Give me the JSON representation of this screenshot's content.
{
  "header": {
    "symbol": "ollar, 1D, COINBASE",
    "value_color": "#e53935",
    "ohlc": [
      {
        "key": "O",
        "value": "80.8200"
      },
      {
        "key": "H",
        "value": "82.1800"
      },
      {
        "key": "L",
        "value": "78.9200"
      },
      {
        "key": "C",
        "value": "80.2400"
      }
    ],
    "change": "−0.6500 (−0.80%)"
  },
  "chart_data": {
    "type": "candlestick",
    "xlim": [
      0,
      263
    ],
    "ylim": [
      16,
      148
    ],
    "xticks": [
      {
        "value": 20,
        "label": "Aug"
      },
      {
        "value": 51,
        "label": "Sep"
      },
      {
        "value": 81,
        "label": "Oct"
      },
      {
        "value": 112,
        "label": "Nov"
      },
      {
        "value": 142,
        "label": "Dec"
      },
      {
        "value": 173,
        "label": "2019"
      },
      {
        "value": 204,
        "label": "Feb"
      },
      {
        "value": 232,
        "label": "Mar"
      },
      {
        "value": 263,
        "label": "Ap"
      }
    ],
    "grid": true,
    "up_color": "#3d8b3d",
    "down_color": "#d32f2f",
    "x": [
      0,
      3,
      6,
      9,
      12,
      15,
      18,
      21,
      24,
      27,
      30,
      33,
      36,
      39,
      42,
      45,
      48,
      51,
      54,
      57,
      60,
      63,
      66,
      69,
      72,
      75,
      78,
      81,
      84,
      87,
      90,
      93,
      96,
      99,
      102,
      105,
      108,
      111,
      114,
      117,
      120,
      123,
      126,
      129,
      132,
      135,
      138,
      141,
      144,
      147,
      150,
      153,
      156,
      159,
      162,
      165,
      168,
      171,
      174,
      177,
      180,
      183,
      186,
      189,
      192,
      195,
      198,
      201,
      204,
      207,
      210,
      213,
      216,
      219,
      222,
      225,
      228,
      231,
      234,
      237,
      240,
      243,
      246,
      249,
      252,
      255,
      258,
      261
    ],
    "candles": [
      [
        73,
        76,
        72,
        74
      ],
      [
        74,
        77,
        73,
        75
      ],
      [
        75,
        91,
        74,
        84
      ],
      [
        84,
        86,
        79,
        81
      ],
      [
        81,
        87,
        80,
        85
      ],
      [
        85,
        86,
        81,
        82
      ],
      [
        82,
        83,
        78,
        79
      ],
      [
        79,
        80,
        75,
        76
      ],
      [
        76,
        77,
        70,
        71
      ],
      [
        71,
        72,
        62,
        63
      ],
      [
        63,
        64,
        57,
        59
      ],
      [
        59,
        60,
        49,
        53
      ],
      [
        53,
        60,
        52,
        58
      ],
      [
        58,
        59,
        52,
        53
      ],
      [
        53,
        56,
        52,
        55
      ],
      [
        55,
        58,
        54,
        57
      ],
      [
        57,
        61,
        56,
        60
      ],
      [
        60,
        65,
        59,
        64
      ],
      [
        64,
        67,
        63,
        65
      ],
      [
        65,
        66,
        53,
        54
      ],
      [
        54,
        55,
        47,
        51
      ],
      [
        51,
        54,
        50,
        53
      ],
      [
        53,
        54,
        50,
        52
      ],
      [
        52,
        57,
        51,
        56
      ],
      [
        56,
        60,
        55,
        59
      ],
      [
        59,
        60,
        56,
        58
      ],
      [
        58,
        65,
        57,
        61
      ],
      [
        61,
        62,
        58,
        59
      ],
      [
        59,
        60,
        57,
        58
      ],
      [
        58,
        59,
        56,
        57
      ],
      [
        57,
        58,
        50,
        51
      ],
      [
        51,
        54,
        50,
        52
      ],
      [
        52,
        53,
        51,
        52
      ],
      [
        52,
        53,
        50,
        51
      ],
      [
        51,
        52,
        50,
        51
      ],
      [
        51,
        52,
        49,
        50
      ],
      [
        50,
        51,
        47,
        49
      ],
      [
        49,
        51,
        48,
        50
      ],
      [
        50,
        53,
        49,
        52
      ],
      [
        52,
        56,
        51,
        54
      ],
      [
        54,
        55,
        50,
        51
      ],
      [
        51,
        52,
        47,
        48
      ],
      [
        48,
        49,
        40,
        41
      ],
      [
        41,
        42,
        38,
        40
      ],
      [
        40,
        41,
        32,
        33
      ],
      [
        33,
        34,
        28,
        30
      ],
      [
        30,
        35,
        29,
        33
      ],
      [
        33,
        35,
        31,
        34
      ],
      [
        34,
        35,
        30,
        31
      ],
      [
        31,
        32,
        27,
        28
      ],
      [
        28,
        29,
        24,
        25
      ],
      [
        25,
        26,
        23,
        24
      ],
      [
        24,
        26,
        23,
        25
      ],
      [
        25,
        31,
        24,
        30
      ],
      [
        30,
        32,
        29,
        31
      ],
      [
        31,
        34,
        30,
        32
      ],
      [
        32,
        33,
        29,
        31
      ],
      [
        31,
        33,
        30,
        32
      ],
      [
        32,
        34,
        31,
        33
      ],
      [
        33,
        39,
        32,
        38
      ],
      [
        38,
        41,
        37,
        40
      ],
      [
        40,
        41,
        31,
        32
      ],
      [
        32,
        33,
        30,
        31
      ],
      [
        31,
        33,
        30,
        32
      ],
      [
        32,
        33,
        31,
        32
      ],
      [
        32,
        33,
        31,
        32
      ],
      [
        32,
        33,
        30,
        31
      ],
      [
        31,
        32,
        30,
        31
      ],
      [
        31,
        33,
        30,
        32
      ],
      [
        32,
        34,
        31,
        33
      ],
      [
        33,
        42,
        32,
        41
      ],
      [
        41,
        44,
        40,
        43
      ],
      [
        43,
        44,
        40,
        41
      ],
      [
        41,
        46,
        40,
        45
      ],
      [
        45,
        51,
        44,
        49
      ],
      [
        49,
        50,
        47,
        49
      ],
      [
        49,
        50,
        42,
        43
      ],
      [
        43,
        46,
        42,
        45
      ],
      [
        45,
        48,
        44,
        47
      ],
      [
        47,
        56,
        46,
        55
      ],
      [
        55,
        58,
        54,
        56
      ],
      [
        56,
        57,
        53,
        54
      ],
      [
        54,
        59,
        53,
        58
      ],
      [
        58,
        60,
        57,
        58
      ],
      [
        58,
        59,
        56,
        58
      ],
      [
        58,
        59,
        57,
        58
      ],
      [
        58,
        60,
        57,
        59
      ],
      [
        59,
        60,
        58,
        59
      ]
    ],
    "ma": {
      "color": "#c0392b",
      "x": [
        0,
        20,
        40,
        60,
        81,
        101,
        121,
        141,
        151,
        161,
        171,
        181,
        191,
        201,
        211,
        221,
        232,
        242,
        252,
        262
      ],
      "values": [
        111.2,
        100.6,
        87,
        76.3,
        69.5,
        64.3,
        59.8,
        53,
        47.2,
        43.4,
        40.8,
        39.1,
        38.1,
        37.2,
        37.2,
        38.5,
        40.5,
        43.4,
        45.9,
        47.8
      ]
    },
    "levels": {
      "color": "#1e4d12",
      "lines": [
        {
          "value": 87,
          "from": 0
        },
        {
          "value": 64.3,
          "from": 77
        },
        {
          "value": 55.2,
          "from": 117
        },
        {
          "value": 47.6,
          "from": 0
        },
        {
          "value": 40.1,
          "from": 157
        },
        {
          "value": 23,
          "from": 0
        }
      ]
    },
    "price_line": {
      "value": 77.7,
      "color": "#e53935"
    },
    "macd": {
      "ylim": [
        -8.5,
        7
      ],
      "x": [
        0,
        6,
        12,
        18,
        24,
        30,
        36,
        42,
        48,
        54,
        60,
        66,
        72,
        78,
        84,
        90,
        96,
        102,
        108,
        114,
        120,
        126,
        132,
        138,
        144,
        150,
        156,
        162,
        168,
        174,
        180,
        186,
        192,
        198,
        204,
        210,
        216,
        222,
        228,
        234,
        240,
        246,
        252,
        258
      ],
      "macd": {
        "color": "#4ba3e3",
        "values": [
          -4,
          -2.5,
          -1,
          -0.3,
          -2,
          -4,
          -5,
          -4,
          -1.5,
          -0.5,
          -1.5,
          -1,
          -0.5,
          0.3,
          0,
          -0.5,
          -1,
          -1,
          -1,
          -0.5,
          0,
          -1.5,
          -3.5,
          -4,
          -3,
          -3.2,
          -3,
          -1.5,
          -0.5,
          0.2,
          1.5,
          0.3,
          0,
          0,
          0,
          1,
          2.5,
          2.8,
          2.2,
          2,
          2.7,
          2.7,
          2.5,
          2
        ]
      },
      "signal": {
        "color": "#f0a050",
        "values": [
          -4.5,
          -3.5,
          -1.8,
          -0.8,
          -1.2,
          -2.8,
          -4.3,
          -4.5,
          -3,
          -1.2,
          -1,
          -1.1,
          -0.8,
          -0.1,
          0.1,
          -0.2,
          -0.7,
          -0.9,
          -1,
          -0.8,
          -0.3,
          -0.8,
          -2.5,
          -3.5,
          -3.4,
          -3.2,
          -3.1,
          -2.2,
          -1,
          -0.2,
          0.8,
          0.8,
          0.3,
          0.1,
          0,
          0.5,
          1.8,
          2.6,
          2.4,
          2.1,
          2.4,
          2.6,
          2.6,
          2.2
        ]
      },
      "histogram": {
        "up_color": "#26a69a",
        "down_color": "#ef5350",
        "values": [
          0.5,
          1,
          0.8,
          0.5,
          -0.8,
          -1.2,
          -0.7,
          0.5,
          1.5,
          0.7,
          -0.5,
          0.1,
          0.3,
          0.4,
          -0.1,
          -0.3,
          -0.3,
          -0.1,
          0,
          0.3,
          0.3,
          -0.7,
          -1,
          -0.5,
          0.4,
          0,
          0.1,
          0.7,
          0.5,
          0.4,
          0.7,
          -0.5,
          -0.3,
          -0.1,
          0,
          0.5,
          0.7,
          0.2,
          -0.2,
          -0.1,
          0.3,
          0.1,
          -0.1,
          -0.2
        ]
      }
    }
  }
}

★ ★ ★ ★ ★

> _PROBLEM TO WORK ON_: Find how many lines of the listing include the string "label" and give that number, nothing else.

> _TASK OUTPUT_: 9